WORK REQUIRED – The listing below should be copied in full, word for word.

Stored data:
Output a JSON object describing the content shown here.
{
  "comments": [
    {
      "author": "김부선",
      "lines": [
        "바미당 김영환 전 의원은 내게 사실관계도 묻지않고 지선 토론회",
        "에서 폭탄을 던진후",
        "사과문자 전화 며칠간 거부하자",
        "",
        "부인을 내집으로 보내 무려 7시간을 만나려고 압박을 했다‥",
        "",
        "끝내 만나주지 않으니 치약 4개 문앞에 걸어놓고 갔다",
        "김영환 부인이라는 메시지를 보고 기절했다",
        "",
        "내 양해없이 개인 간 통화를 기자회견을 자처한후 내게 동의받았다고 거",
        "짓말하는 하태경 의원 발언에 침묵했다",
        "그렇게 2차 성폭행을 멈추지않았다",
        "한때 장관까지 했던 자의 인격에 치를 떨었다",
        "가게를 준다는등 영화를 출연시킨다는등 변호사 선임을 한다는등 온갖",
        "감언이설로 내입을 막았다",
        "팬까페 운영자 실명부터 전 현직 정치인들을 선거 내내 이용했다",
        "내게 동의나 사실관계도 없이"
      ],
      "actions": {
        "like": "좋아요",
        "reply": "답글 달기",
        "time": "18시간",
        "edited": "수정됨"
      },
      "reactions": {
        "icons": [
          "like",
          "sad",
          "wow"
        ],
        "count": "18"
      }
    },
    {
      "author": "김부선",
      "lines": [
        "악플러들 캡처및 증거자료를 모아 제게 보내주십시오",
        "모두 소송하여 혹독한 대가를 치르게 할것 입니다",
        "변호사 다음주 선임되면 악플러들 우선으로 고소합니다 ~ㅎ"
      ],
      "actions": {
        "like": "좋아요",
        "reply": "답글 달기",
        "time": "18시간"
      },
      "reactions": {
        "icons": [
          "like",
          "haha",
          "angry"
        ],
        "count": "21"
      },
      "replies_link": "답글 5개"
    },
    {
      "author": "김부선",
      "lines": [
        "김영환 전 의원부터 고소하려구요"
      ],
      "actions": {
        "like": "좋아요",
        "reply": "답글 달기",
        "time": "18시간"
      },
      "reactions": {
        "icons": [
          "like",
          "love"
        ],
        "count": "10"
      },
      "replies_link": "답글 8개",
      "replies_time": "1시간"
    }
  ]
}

EXERCISE OUTPUT –
Output a JSON object describing the content shown here.
{
  "comments": [
    {
      "author": "김부선",
      "lines": [
        "바미당 김영환 전 의원은 내게 사실관계도 묻지않고 지선 토론회",
        "에서 폭탄을 던진후",
        "사과문자 전화 며칠간 거부하자",
        "",
        "부인을 내집으로 보내 무려 7시간을 만나려고 압박을 했다‥",
        "",
        "끝내 만나주지 않으니 치약 4개 문앞에 걸어놓고 갔다",
        "김영환 부인이라는 메시지를 보고 기절했다",
        "",
        "내 양해없이 개인 간 통화를 기자회견을 자처한후 내게 동의받았다고 거",
        "짓말하는 하태경 의원 발언에 침묵했다",
        "그렇게 2차 성폭행을 멈추지않았다",
        "한때 장관까지 했던 자의 인격에 치를 떨었다",
        "가게를 준다는등 영화를 출연시킨다는등 변호사 선임을 한다는등 온갖",
        "감언이설로 내입을 막았다",
        "팬까페 운영자 실명부터 전 현직 정치인들을 선거 내내 이용했다",
        "내게 동의나 사실관계도 없이"
      ],
      "actions": {
        "like": "좋아요",
        "reply": "답글 달기",
        "time": "18시간",
        "edited": "수정됨"
      },
      "reactions": {
        "icons": [
          "like",
          "sad",
          "wow"
        ],
        "count": "18"
      }
    },
    {
      "author": "김부선",
      "lines": [
        "악플러들 캡처및 증거자료를 모아 제게 보내주십시오",
        "모두 소송하여 혹독한 대가를 치르게 할것 입니다",
        "변호사 다음주 선임되면 악플러들 우선으로 고소합니다 ~ㅎ"
      ],
      "actions": {
        "like": "좋아요",
        "reply": "답글 달기",
        "time": "18시간"
      },
      "reactions": {
        "icons": [
          "like",
          "haha",
          "angry"
        ],
        "count": "21"
      },
      "replies_link": "답글 5개"
    },
    {
      "author": "김부선",
      "lines": [
        "김영환 전 의원부터 고소하려구요"
      ],
      "actions": {
        "like": "좋아요",
        "reply": "답글 달기",
        "time": "18시간"
      },
      "reactions": {
        "icons": [
          "like",
          "love"
        ],
        "count": "10"
      },
      "replies_link": "답글 8개",
      "replies_time": "1시간"
    }
  ]
}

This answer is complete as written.